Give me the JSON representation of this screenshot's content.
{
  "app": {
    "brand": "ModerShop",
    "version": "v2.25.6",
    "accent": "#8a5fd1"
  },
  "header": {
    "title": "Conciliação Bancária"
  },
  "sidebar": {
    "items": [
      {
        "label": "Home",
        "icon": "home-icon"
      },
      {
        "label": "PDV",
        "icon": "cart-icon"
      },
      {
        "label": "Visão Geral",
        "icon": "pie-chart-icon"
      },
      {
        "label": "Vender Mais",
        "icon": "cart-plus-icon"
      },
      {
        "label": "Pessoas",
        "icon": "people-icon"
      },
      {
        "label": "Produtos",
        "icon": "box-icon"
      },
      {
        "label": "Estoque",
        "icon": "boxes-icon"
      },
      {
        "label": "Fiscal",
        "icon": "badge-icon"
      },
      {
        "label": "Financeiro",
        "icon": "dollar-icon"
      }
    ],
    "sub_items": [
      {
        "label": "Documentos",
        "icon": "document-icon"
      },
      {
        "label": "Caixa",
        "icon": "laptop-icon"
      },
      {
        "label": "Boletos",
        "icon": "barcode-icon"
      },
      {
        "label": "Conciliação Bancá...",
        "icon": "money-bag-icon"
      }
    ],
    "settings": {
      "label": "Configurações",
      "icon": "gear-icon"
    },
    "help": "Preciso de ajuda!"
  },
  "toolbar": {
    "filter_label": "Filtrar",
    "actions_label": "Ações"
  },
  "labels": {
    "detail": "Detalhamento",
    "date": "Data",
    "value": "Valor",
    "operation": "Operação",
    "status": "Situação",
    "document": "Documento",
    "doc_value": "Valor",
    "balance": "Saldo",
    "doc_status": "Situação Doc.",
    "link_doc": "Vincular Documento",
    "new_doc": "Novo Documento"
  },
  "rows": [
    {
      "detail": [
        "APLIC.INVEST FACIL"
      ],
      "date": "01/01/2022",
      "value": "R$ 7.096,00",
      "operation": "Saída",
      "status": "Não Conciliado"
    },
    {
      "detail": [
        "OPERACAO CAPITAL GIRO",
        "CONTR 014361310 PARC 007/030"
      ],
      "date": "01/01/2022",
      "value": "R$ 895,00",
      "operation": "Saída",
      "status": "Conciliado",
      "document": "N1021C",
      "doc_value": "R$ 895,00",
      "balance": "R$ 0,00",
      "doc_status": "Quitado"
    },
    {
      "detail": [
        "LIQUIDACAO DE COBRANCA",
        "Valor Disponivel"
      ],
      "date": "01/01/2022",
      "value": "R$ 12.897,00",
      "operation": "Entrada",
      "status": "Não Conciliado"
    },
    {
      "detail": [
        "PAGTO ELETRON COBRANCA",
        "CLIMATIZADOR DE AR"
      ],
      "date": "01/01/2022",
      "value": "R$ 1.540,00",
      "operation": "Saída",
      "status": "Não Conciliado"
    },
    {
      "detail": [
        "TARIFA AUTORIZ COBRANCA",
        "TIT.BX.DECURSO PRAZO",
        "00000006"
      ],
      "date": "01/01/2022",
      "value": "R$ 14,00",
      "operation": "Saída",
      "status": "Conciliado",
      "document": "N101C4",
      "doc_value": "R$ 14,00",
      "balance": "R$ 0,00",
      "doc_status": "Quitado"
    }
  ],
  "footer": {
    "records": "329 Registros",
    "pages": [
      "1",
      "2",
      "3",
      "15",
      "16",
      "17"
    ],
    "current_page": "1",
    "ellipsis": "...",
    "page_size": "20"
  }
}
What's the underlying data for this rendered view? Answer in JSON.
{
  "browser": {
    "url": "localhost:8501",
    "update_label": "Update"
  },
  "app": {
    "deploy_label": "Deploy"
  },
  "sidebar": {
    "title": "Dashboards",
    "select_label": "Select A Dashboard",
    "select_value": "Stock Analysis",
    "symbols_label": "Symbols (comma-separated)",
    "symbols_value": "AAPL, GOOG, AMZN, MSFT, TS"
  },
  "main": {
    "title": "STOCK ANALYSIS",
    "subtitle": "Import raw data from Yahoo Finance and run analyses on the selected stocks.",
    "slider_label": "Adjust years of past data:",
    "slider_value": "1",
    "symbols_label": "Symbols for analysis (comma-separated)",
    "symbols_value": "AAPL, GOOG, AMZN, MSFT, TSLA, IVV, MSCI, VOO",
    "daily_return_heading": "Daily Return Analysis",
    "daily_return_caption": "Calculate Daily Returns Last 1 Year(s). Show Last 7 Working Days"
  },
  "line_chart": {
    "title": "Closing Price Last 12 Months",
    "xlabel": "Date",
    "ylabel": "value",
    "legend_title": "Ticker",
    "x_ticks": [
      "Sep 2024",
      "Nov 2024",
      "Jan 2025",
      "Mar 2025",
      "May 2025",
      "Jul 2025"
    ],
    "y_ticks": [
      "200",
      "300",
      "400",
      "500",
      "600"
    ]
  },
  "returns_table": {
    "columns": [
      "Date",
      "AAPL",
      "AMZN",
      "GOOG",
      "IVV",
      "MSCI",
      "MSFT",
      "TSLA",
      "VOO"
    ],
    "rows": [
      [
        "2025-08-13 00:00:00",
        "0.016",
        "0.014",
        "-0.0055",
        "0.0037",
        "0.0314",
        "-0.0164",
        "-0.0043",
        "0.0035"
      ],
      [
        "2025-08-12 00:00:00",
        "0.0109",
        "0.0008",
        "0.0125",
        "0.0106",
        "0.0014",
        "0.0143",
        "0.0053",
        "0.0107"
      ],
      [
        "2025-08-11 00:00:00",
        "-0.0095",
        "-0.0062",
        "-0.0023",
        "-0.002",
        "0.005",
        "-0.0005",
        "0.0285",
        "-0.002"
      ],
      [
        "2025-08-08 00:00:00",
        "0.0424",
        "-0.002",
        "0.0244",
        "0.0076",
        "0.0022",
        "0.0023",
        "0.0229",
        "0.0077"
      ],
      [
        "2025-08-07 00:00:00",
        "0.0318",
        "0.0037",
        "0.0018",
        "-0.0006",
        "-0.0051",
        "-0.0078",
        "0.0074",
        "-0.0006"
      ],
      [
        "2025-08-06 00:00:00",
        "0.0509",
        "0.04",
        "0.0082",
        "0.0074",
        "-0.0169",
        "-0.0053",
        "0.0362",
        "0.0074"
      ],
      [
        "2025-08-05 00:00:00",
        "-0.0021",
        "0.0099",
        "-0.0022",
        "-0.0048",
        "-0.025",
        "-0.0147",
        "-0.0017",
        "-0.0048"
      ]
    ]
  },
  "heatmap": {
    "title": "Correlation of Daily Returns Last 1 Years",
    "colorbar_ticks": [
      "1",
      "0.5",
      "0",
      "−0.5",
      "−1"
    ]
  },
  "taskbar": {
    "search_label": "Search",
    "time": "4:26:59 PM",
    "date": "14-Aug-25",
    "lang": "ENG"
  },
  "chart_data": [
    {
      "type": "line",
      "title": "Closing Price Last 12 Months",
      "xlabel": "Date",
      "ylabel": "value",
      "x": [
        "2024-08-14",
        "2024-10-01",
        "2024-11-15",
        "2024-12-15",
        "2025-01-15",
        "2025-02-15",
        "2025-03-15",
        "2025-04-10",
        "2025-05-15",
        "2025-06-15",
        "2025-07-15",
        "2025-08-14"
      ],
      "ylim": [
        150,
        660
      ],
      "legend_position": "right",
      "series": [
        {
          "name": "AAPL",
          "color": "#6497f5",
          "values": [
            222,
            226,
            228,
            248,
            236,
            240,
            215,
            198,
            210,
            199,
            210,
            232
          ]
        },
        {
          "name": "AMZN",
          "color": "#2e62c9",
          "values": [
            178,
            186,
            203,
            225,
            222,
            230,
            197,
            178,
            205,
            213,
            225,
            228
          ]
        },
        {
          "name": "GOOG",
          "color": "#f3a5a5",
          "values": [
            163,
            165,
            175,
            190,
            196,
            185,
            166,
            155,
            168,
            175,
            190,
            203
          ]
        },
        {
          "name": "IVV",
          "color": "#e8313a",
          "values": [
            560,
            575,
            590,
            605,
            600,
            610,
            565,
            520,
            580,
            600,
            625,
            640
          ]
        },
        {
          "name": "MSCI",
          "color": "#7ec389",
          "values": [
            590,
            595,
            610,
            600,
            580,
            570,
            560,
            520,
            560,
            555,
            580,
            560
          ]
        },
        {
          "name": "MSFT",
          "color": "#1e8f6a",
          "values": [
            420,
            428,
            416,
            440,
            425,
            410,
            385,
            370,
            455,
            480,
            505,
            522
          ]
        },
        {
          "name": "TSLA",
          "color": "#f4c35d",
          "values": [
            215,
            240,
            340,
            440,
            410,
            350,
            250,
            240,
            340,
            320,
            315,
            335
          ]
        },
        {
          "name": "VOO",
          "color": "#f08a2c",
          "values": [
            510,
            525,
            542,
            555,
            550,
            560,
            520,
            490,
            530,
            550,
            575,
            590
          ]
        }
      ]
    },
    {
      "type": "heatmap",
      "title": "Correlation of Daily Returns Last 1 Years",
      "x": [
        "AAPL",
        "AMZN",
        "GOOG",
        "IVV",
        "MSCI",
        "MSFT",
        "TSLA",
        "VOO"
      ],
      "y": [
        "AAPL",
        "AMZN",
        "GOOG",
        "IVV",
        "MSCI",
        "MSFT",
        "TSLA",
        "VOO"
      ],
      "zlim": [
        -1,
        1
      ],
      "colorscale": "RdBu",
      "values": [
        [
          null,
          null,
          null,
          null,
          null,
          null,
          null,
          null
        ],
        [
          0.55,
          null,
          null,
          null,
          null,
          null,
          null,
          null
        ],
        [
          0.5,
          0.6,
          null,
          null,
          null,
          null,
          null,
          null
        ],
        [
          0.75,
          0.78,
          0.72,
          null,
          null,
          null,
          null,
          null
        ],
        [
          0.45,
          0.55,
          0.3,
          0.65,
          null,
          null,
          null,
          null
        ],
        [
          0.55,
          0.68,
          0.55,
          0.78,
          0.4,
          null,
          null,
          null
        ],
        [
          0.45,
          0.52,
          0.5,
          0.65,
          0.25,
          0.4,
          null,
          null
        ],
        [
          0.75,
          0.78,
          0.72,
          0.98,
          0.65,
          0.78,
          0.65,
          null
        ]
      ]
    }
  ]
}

──────────────────────────────

YOUR OBJECTIVE ->
How many lines in the records above contain the word "Months"? Reply with the number and nothing more.

RESPONSE TO THE TASK ->
2